+++ Data provided

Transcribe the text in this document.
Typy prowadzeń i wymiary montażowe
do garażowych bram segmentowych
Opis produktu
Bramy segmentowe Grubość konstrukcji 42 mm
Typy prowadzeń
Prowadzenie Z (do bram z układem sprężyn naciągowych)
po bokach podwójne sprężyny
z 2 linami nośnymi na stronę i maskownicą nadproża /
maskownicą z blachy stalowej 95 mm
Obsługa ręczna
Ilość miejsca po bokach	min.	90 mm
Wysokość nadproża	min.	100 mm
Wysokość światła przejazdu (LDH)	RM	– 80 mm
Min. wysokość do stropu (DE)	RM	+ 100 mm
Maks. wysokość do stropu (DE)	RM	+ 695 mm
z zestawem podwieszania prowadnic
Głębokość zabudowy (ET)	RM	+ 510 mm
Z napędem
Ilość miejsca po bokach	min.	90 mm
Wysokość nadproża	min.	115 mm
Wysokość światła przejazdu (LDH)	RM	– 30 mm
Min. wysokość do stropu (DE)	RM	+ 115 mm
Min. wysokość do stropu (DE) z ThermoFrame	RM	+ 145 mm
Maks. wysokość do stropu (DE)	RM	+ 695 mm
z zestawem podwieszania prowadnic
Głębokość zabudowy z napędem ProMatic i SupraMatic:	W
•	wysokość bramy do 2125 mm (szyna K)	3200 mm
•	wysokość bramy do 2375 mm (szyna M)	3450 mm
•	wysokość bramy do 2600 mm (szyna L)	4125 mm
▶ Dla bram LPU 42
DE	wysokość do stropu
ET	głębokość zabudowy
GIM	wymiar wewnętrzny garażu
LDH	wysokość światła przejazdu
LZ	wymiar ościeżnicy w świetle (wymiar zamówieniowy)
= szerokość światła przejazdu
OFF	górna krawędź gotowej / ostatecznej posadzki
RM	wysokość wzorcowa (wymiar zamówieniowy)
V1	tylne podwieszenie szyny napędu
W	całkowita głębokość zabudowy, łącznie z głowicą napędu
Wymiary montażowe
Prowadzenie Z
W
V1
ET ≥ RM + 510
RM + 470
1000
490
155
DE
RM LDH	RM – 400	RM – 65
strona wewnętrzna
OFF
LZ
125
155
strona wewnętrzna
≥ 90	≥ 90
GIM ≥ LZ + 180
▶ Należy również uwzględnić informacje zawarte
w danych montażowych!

++++++

## Exercise
Exactly reproduce every record.

## The completed task
Transcribe the text in this document.
Typy prowadzeń i wymiary montażowe
do garażowych bram segmentowych
Opis produktu
Bramy segmentowe Grubość konstrukcji 42 mm
Typy prowadzeń
Prowadzenie Z (do bram z układem sprężyn naciągowych)
po bokach podwójne sprężyny
z 2 linami nośnymi na stronę i maskownicą nadproża /
maskownicą z blachy stalowej 95 mm
Obsługa ręczna
Ilość miejsca po bokach	min.	90 mm
Wysokość nadproża	min.	100 mm
Wysokość światła przejazdu (LDH)	RM	– 80 mm
Min. wysokość do stropu (DE)	RM	+ 100 mm
Maks. wysokość do stropu (DE)	RM	+ 695 mm
z zestawem podwieszania prowadnic
Głębokość zabudowy (ET)	RM	+ 510 mm
Z napędem
Ilość miejsca po bokach	min.	90 mm
Wysokość nadproża	min.	115 mm
Wysokość światła przejazdu (LDH)	RM	– 30 mm
Min. wysokość do stropu (DE)	RM	+ 115 mm
Min. wysokość do stropu (DE) z ThermoFrame	RM	+ 145 mm
Maks. wysokość do stropu (DE)	RM	+ 695 mm
z zestawem podwieszania prowadnic
Głębokość zabudowy z napędem ProMatic i SupraMatic:	W
•	wysokość bramy do 2125 mm (szyna K)	3200 mm
•	wysokość bramy do 2375 mm (szyna M)	3450 mm
•	wysokość bramy do 2600 mm (szyna L)	4125 mm
▶ Dla bram LPU 42
DE	wysokość do stropu
ET	głębokość zabudowy
GIM	wymiar wewnętrzny garażu
LDH	wysokość światła przejazdu
LZ	wymiar ościeżnicy w świetle (wymiar zamówieniowy)
= szerokość światła przejazdu
OFF	górna krawędź gotowej / ostatecznej posadzki
RM	wysokość wzorcowa (wymiar zamówieniowy)
V1	tylne podwieszenie szyny napędu
W	całkowita głębokość zabudowy, łącznie z głowicą napędu
Wymiary montażowe
Prowadzenie Z
W
V1
ET ≥ RM + 510
RM + 470
1000
490
155
DE
RM LDH	RM – 400	RM – 65
strona wewnętrzna
OFF
LZ
125
155
strona wewnętrzna
≥ 90	≥ 90
GIM ≥ LZ + 180
▶ Należy również uwzględnić informacje zawarte
w danych montażowych!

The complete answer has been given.